# Start of Data for this exercise

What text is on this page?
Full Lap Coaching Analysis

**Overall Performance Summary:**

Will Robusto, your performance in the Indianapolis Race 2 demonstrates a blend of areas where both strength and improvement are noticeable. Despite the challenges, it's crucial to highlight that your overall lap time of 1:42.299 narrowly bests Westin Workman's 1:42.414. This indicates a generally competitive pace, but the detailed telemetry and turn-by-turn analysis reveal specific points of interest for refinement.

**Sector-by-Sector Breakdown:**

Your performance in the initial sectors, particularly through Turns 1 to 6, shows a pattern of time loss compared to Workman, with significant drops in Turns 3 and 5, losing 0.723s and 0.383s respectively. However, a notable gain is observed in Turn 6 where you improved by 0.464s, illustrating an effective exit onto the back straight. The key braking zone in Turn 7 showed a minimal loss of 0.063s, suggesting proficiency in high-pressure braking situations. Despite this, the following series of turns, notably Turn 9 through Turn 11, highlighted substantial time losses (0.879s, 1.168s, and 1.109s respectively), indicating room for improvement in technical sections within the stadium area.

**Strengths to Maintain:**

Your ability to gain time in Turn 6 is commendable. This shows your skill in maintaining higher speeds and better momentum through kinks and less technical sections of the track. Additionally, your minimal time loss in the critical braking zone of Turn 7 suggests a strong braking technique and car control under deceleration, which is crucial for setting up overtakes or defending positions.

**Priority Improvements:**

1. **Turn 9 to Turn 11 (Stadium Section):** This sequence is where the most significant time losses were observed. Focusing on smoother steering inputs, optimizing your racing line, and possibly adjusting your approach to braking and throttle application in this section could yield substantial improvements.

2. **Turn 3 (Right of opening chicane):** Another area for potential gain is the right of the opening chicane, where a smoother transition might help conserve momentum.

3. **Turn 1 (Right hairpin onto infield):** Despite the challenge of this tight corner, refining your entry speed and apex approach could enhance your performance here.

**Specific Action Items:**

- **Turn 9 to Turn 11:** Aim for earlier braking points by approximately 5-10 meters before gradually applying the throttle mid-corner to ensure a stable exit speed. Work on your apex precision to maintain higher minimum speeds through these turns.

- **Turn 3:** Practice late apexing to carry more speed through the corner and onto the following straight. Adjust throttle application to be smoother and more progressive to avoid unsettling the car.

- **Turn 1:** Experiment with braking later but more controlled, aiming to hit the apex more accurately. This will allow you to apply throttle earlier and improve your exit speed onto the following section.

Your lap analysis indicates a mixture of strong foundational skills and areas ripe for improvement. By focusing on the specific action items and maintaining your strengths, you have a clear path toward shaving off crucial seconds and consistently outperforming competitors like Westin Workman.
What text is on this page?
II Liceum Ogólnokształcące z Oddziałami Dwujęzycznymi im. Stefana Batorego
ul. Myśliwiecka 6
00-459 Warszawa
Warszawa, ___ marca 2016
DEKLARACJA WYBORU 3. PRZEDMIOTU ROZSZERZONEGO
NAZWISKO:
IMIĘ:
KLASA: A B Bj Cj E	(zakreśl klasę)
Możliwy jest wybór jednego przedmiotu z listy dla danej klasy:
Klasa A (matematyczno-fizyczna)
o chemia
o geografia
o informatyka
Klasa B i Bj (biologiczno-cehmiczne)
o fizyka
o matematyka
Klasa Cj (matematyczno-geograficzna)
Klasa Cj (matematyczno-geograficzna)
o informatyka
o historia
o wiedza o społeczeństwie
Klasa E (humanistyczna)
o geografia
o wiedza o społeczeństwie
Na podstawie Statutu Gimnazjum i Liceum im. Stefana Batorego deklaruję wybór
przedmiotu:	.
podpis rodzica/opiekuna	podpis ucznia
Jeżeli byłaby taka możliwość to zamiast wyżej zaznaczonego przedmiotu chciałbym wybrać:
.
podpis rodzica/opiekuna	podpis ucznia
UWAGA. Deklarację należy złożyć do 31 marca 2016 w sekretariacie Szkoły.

# End of Data for this exercise
# Start of Data for this exercise

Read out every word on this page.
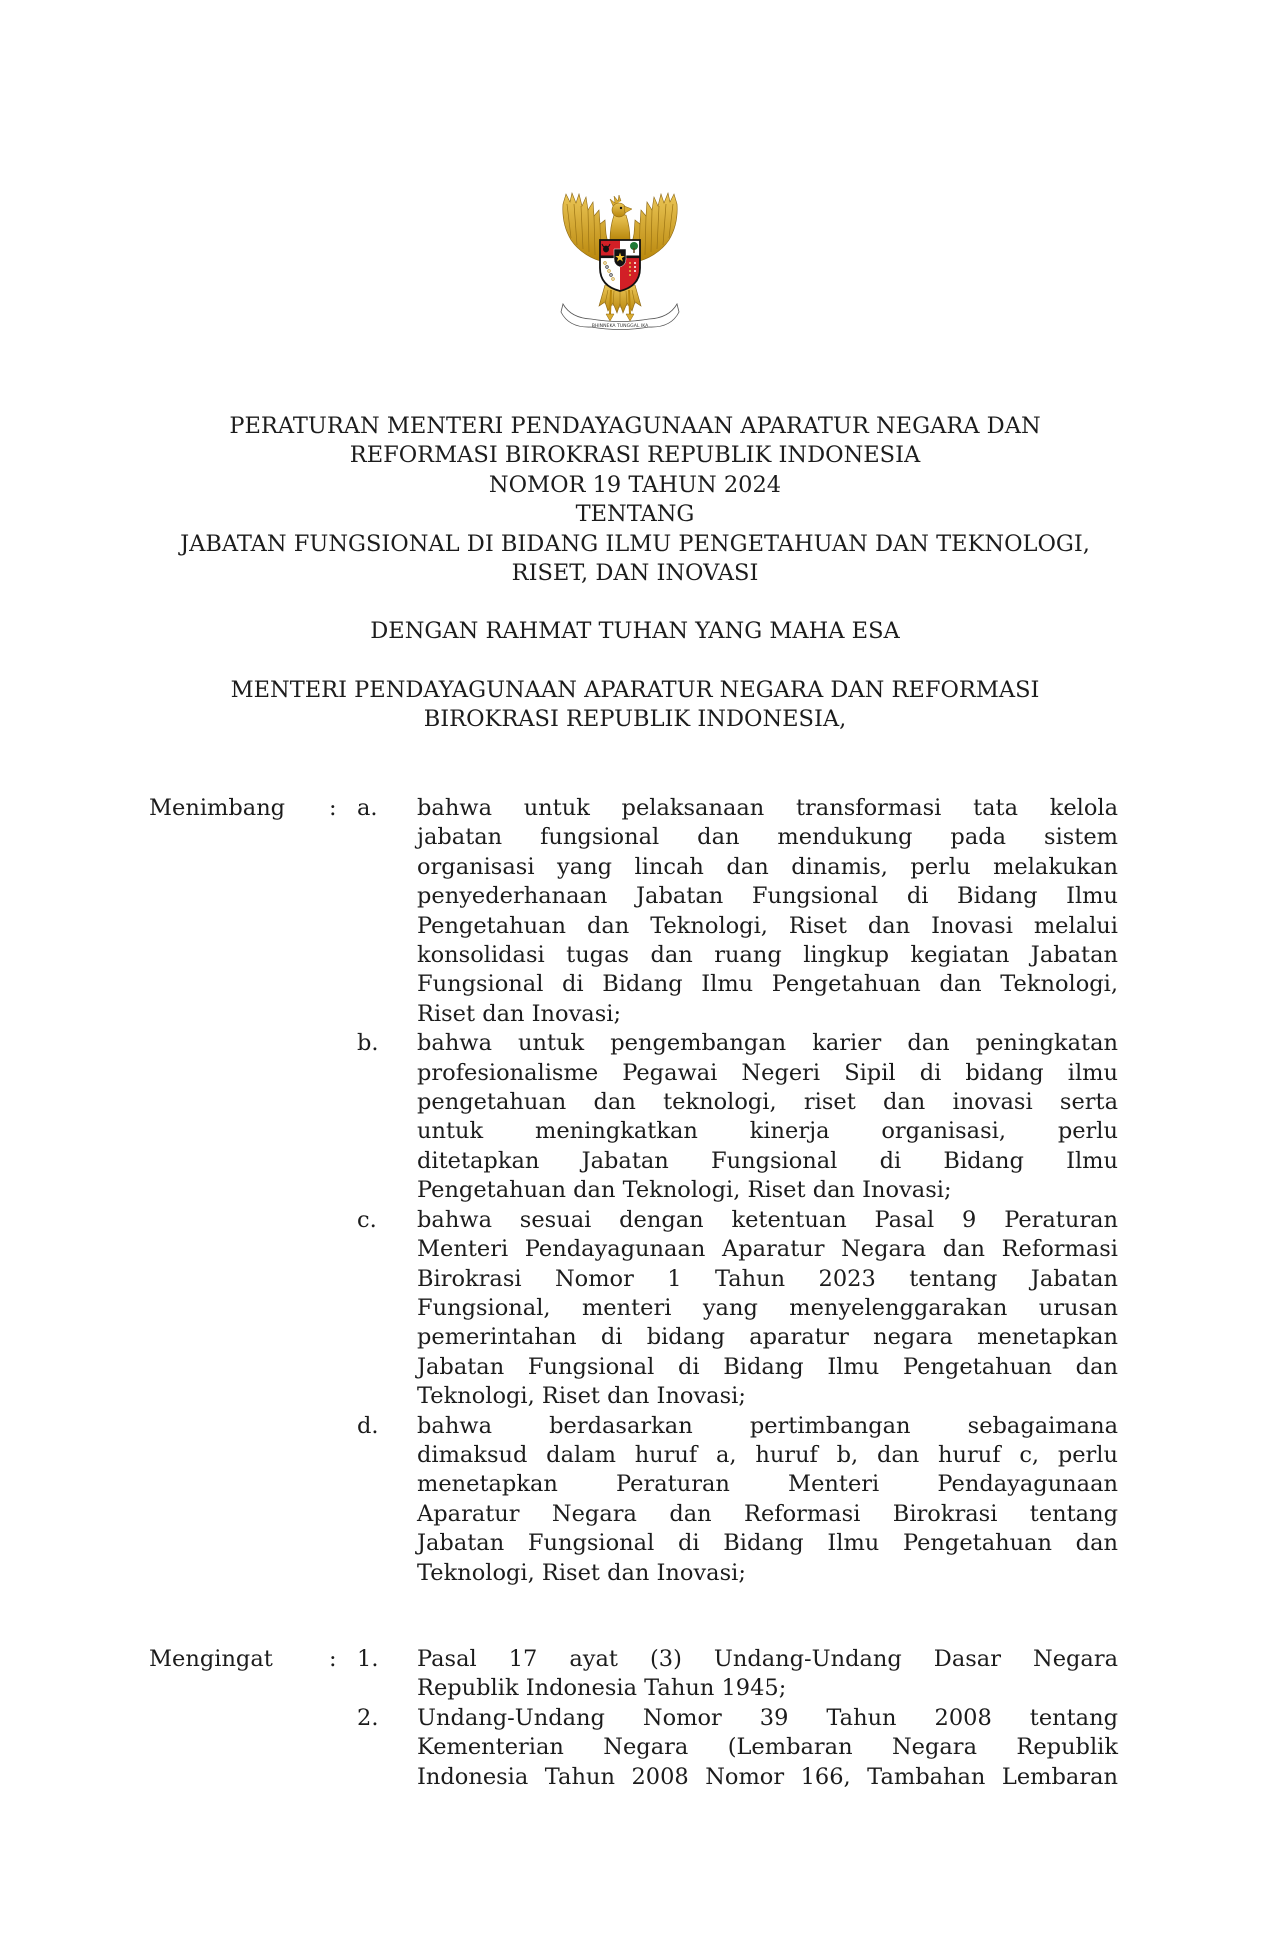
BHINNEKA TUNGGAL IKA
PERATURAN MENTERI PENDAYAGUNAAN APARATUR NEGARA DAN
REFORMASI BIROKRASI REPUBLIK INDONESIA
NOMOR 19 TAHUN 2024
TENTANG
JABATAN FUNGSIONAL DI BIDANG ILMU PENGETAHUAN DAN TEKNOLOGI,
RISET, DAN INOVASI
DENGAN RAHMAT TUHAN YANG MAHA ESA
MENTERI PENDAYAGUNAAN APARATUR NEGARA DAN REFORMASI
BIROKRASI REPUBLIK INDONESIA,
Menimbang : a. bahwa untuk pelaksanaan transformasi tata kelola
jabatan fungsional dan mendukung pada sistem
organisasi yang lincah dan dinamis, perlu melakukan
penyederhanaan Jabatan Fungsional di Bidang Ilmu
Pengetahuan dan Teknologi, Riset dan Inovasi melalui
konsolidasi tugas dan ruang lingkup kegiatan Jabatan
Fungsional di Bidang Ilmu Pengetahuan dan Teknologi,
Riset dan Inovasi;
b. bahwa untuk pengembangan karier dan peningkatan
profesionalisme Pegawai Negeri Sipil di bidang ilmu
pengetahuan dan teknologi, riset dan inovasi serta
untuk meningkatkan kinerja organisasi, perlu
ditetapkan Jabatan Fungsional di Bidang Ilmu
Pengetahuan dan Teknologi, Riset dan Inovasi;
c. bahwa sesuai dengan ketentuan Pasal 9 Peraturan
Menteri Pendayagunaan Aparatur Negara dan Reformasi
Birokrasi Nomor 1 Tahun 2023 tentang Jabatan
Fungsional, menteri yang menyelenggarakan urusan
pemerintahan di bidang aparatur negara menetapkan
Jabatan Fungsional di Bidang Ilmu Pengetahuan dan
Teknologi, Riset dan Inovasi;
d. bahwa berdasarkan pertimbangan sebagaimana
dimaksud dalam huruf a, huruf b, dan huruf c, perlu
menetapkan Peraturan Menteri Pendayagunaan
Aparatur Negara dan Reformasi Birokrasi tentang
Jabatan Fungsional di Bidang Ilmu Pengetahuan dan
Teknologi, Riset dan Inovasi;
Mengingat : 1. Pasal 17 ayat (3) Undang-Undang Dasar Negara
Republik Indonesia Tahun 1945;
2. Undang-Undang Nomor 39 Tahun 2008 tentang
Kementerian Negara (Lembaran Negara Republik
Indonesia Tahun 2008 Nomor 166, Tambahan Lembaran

# End of Data for this exercise

Problem ▸ Examine the listing and say how many of its lines contain the string "organisasi". Give the number alone.

Worked answer ▸ 2